[start RECORDED DATA]

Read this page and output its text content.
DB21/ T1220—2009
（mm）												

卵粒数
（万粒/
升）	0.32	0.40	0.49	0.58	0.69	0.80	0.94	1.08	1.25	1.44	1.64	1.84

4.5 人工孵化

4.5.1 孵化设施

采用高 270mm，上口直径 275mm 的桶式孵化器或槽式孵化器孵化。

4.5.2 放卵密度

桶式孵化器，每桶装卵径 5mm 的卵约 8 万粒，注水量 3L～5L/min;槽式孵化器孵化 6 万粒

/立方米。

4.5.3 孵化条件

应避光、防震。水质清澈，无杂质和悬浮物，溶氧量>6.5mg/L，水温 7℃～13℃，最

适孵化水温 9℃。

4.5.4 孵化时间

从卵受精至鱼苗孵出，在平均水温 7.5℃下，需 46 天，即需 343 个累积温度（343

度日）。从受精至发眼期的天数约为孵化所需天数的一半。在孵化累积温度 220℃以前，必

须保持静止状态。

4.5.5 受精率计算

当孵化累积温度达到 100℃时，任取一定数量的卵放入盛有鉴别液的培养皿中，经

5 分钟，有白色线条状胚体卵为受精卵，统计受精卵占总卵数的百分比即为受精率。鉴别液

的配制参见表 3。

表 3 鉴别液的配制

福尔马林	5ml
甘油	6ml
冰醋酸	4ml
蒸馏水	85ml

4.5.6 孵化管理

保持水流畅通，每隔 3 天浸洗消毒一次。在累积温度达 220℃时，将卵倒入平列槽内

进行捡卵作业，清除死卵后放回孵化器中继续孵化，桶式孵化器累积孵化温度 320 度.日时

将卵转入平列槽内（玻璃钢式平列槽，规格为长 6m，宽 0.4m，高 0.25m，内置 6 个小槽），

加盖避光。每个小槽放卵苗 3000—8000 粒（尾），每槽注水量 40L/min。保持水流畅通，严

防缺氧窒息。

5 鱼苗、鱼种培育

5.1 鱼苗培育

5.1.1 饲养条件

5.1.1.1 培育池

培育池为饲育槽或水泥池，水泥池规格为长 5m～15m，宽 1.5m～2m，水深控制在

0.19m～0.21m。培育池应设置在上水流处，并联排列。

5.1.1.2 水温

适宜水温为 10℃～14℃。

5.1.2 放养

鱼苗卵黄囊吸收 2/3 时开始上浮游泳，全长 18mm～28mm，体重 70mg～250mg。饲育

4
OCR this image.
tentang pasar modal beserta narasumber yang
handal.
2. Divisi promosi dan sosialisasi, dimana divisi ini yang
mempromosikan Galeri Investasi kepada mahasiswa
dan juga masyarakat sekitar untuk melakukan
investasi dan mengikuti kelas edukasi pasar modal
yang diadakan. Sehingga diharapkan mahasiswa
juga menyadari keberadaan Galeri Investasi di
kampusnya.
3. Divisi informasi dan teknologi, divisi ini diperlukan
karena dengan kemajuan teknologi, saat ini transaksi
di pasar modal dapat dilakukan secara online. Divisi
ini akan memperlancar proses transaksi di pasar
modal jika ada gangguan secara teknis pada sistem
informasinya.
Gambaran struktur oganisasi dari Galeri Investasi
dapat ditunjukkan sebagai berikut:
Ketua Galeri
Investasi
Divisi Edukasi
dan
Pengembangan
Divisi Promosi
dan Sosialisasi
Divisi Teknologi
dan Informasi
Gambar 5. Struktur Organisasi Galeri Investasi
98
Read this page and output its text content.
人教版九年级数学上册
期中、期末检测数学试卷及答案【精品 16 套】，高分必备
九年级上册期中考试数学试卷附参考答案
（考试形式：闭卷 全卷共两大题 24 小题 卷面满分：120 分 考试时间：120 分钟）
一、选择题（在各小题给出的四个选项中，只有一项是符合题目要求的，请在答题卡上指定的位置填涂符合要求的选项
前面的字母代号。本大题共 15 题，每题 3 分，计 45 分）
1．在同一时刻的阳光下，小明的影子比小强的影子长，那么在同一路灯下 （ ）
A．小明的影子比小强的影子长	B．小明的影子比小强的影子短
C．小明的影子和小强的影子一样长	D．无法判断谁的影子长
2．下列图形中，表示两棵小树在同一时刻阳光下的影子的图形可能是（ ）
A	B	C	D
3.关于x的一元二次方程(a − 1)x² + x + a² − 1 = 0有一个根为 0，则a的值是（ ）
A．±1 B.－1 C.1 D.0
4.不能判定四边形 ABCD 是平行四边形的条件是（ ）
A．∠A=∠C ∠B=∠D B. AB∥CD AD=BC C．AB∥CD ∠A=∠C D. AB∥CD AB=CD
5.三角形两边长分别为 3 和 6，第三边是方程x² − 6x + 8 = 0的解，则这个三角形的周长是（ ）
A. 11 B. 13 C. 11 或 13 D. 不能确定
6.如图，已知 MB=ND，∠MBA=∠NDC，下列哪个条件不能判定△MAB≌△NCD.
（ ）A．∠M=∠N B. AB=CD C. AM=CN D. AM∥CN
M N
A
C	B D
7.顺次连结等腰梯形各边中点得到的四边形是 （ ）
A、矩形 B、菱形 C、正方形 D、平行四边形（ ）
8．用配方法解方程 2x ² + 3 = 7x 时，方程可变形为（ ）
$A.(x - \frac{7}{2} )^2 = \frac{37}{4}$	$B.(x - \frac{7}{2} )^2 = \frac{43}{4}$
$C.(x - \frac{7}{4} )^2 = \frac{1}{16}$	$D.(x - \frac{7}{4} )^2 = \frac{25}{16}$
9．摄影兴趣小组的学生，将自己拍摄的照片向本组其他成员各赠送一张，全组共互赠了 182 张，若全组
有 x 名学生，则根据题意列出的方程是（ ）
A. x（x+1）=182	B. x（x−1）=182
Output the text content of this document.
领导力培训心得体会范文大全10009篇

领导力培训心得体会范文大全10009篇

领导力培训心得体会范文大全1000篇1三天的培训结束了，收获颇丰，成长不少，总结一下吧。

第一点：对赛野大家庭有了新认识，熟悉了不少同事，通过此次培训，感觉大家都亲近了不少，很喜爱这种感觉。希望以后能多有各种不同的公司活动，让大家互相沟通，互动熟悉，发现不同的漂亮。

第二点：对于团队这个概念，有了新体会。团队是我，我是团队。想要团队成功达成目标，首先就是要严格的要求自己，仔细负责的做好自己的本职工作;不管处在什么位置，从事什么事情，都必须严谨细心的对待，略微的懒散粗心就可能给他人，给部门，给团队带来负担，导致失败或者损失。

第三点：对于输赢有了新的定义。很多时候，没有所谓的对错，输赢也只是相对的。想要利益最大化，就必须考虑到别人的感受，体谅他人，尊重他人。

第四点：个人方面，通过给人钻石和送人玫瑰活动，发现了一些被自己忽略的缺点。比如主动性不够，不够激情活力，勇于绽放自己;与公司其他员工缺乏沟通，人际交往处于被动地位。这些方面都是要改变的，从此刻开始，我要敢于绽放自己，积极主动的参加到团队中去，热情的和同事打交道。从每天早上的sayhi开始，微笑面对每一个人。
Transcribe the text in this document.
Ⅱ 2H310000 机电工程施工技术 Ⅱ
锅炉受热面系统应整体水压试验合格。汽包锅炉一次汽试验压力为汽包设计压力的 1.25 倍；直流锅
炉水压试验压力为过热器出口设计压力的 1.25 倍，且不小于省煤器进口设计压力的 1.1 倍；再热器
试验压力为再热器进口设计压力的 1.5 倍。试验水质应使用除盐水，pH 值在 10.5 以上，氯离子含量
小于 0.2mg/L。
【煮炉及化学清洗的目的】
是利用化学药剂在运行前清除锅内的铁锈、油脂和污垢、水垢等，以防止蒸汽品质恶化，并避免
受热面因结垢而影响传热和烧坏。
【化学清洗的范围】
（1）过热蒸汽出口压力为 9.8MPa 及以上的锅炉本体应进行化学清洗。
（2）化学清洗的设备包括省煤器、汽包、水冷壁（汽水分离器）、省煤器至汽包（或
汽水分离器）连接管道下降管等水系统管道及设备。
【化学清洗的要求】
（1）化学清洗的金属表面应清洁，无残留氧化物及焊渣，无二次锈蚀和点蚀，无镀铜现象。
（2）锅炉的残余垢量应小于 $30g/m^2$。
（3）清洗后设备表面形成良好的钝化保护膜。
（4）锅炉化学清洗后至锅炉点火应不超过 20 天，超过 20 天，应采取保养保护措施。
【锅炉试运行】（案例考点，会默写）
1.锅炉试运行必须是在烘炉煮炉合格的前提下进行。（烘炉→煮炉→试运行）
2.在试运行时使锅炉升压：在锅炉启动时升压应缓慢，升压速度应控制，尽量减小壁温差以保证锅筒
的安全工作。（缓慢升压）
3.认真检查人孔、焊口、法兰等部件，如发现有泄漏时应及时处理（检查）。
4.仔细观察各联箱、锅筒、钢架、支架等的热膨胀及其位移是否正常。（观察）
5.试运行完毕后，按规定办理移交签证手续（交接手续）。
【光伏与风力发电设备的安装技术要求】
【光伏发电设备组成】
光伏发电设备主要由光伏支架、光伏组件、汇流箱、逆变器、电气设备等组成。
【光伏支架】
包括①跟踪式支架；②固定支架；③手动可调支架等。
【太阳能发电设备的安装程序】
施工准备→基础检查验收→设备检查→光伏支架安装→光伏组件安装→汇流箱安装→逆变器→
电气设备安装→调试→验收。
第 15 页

[end RECORDED DATA]

__EXERCISE INSTRUCTIONS__
Look above for every line with the word "汽水分离器" and copy it.

__SOLVED EXERCISE__
（2）化学清洗的设备包括省煤器、汽包、水冷壁（汽水分离器）、省煤器至汽包（或
汽水分离器）连接管道下降管等水系统管道及设备。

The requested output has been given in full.